▸ Work to do:
Please transcribe the data that follows without the pictures, keeping every word the same.

(Items from a data source)
------------
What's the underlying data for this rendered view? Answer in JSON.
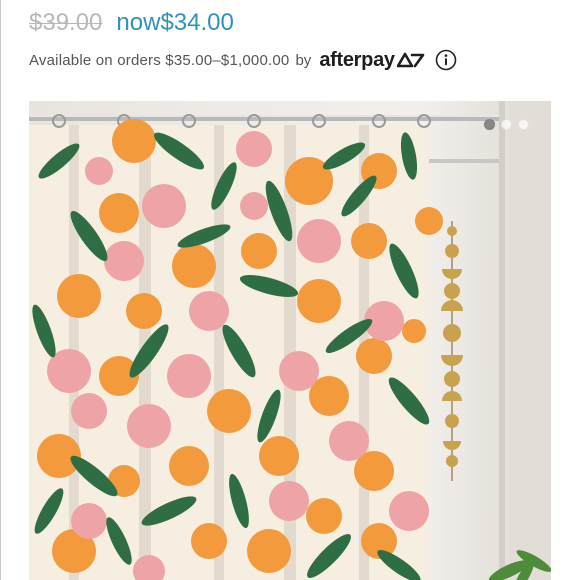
{
  "product": {
    "price_original": "$39.00",
    "price_now_label": "now",
    "price_now_value": "$34.00"
  },
  "payment": {
    "availability_text": "Available on orders $35.00–$1,000.00",
    "by_text": "by",
    "provider_name": "afterpay",
    "info_icon": "info-circle-icon"
  },
  "gallery": {
    "image_subject": "peach-print-shower-curtain-photo",
    "total_images": 3,
    "current_index": 1
  },
  "colors": {
    "sale_price": "#2f93b8",
    "strike_price": "#b8b8b8",
    "peach_orange": "#f29a3c",
    "peach_pink": "#eea3a6",
    "leaf_green": "#2f6e45",
    "curtain_cream": "#f7eee2"
  }
}
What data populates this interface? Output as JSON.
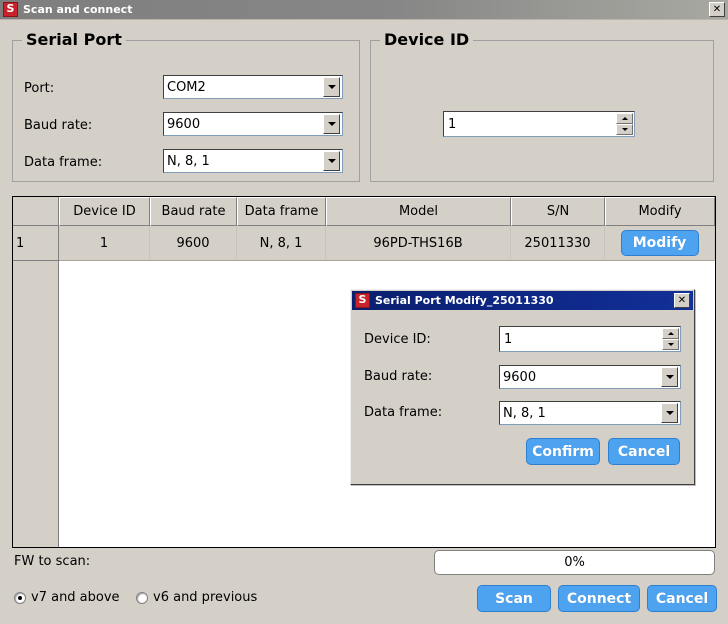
{
  "window": {
    "title": "Scan and connect",
    "icon": "app-s-icon",
    "close_label": "✕"
  },
  "serial_port_group": {
    "title": "Serial Port",
    "fields": [
      {
        "label": "Port:",
        "value": "COM2"
      },
      {
        "label": "Baud rate:",
        "value": "9600"
      },
      {
        "label": "Data frame:",
        "value": "N, 8, 1"
      }
    ]
  },
  "device_id_group": {
    "title": "Device ID",
    "value": "1"
  },
  "device_table": {
    "row_header_label": "",
    "columns": [
      "Device ID",
      "Baud rate",
      "Data frame",
      "Model",
      "S/N",
      "Modify"
    ],
    "rows": [
      {
        "index": "1",
        "device_id": "1",
        "baud_rate": "9600",
        "data_frame": "N, 8, 1",
        "model": "96PD-THS16B",
        "sn": "25011330",
        "modify_label": "Modify"
      }
    ]
  },
  "modify_dialog": {
    "title": "Serial Port Modify_25011330",
    "icon": "app-s-icon",
    "close_label": "✕",
    "fields": [
      {
        "label": "Device ID:",
        "value": "1"
      },
      {
        "label": "Baud rate:",
        "value": "9600"
      },
      {
        "label": "Data frame:",
        "value": "N, 8, 1"
      }
    ],
    "confirm_label": "Confirm",
    "cancel_label": "Cancel"
  },
  "footer": {
    "fw_label": "FW to scan:",
    "progress_text": "0%",
    "radios": [
      {
        "label": "v7 and above",
        "checked": true
      },
      {
        "label": "v6 and previous",
        "checked": false
      }
    ],
    "scan_label": "Scan",
    "connect_label": "Connect",
    "cancel_label": "Cancel"
  },
  "colors": {
    "accent_blue": "#4ea3f0",
    "accent_blue_border": "#2f7fd0",
    "dialog_title_blue": "#0c2580",
    "window_bg": "#d4d0c8",
    "icon_red": "#c8232c"
  }
}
------------
▸ The reply:
What's the underlying data for this rendered view? Answer in JSON.
{
  "product": {
    "price_original": "$39.00",
    "price_now_label": "now",
    "price_now_value": "$34.00"
  },
  "payment": {
    "availability_text": "Available on orders $35.00–$1,000.00",
    "by_text": "by",
    "provider_name": "afterpay",
    "info_icon": "info-circle-icon"
  },
  "gallery": {
    "image_subject": "peach-print-shower-curtain-photo",
    "total_images": 3,
    "current_index": 1
  },
  "colors": {
    "sale_price": "#2f93b8",
    "strike_price": "#b8b8b8",
    "peach_orange": "#f29a3c",
    "peach_pink": "#eea3a6",
    "leaf_green": "#2f6e45",
    "curtain_cream": "#f7eee2"
  }
}
What data populates this interface? Output as JSON.
{
  "window": {
    "title": "Scan and connect",
    "icon": "app-s-icon",
    "close_label": "✕"
  },
  "serial_port_group": {
    "title": "Serial Port",
    "fields": [
      {
        "label": "Port:",
        "value": "COM2"
      },
      {
        "label": "Baud rate:",
        "value": "9600"
      },
      {
        "label": "Data frame:",
        "value": "N, 8, 1"
      }
    ]
  },
  "device_id_group": {
    "title": "Device ID",
    "value": "1"
  },
  "device_table": {
    "row_header_label": "",
    "columns": [
      "Device ID",
      "Baud rate",
      "Data frame",
      "Model",
      "S/N",
      "Modify"
    ],
    "rows": [
      {
        "index": "1",
        "device_id": "1",
        "baud_rate": "9600",
        "data_frame": "N, 8, 1",
        "model": "96PD-THS16B",
        "sn": "25011330",
        "modify_label": "Modify"
      }
    ]
  },
  "modify_dialog": {
    "title": "Serial Port Modify_25011330",
    "icon": "app-s-icon",
    "close_label": "✕",
    "fields": [
      {
        "label": "Device ID:",
        "value": "1"
      },
      {
        "label": "Baud rate:",
        "value": "9600"
      },
      {
        "label": "Data frame:",
        "value": "N, 8, 1"
      }
    ],
    "confirm_label": "Confirm",
    "cancel_label": "Cancel"
  },
  "footer": {
    "fw_label": "FW to scan:",
    "progress_text": "0%",
    "radios": [
      {
        "label": "v7 and above",
        "checked": true
      },
      {
        "label": "v6 and previous",
        "checked": false
      }
    ],
    "scan_label": "Scan",
    "connect_label": "Connect",
    "cancel_label": "Cancel"
  },
  "colors": {
    "accent_blue": "#4ea3f0",
    "accent_blue_border": "#2f7fd0",
    "dialog_title_blue": "#0c2580",
    "window_bg": "#d4d0c8",
    "icon_red": "#c8232c"
  }
}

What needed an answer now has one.